● **TASK DETAILS**: Check every line below for the word "distribution" and give only the number of lines where it appears.

● **DATA ROWS**:

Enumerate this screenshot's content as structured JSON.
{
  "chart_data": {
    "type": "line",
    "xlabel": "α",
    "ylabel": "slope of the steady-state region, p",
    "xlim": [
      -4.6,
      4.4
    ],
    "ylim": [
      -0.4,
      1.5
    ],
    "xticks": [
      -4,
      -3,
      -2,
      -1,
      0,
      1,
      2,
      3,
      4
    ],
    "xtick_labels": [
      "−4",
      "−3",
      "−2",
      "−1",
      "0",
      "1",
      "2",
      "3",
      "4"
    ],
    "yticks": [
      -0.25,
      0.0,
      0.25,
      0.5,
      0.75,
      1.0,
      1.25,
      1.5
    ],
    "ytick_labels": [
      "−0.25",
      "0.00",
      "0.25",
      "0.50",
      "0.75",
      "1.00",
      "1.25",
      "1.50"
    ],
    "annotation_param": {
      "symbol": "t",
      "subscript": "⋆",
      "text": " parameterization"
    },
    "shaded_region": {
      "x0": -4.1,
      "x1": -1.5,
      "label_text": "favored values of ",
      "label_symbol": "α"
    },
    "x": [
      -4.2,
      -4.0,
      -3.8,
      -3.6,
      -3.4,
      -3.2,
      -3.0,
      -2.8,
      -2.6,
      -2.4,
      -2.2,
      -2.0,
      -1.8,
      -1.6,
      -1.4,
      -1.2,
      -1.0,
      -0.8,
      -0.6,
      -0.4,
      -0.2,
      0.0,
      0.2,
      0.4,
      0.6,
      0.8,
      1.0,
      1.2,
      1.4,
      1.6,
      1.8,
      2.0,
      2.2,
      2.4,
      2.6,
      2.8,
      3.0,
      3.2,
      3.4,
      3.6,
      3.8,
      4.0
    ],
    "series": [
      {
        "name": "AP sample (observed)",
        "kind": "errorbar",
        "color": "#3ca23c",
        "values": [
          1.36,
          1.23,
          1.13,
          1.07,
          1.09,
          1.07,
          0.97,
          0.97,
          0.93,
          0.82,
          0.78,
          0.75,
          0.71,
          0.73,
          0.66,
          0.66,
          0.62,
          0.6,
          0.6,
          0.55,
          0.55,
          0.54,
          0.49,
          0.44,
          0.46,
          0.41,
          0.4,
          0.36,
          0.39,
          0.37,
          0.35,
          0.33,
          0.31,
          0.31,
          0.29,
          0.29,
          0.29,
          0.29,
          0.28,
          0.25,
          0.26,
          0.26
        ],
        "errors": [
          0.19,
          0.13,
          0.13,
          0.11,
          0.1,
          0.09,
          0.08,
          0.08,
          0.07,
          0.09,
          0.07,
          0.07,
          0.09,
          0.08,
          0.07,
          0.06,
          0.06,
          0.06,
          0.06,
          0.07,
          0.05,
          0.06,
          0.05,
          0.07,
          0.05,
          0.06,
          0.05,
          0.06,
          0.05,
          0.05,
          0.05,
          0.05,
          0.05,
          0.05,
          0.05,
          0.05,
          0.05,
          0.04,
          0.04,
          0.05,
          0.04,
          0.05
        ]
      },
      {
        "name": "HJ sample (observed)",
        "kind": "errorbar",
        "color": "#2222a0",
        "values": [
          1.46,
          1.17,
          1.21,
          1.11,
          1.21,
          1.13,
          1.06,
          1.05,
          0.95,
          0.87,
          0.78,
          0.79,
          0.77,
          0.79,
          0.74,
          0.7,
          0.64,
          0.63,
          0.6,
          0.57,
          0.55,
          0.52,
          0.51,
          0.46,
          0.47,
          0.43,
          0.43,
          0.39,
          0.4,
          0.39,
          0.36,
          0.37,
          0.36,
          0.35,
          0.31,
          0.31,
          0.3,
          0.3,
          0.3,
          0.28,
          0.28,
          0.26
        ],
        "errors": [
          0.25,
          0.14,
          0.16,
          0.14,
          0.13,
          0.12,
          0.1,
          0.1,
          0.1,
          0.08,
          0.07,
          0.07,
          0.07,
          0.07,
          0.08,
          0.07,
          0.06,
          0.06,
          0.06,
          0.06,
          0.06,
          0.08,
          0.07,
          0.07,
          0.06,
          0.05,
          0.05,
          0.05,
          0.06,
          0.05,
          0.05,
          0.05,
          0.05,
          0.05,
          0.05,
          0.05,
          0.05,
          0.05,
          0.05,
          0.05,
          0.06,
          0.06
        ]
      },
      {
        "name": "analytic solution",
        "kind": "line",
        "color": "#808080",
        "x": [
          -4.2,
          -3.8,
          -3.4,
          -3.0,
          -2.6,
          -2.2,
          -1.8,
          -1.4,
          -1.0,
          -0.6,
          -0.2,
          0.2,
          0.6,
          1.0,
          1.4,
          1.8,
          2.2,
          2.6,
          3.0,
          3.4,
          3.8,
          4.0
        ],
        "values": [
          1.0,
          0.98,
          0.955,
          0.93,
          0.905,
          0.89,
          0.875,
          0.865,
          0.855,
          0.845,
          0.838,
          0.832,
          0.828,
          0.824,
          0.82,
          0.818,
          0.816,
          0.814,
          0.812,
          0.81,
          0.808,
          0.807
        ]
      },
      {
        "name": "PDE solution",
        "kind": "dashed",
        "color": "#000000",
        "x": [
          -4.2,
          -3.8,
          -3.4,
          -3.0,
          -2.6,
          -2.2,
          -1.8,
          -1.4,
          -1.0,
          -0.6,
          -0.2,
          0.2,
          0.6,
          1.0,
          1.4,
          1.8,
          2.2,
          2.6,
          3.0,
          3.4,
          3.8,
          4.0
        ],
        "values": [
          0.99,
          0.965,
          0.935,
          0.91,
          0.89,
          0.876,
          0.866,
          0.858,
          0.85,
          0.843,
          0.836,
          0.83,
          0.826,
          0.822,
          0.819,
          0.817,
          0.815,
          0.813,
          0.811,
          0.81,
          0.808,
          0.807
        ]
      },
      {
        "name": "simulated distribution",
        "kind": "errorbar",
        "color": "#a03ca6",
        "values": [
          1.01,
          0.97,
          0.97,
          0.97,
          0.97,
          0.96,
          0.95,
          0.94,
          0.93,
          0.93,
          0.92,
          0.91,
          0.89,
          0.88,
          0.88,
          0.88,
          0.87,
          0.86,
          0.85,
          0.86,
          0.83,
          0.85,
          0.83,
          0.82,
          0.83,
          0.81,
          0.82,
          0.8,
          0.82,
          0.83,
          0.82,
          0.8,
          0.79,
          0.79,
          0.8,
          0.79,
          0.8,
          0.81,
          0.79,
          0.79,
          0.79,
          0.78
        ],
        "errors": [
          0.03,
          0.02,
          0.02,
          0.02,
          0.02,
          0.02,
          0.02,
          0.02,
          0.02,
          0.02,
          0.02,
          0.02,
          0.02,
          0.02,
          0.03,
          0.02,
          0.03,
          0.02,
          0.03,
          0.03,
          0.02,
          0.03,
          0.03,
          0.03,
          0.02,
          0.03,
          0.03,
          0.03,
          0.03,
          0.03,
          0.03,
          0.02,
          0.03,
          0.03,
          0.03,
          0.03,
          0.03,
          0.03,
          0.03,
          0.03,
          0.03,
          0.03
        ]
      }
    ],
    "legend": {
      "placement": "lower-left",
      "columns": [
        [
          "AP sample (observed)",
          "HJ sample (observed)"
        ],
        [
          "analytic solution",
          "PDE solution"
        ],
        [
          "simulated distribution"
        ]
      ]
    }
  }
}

● **FULL ANSWER**: 2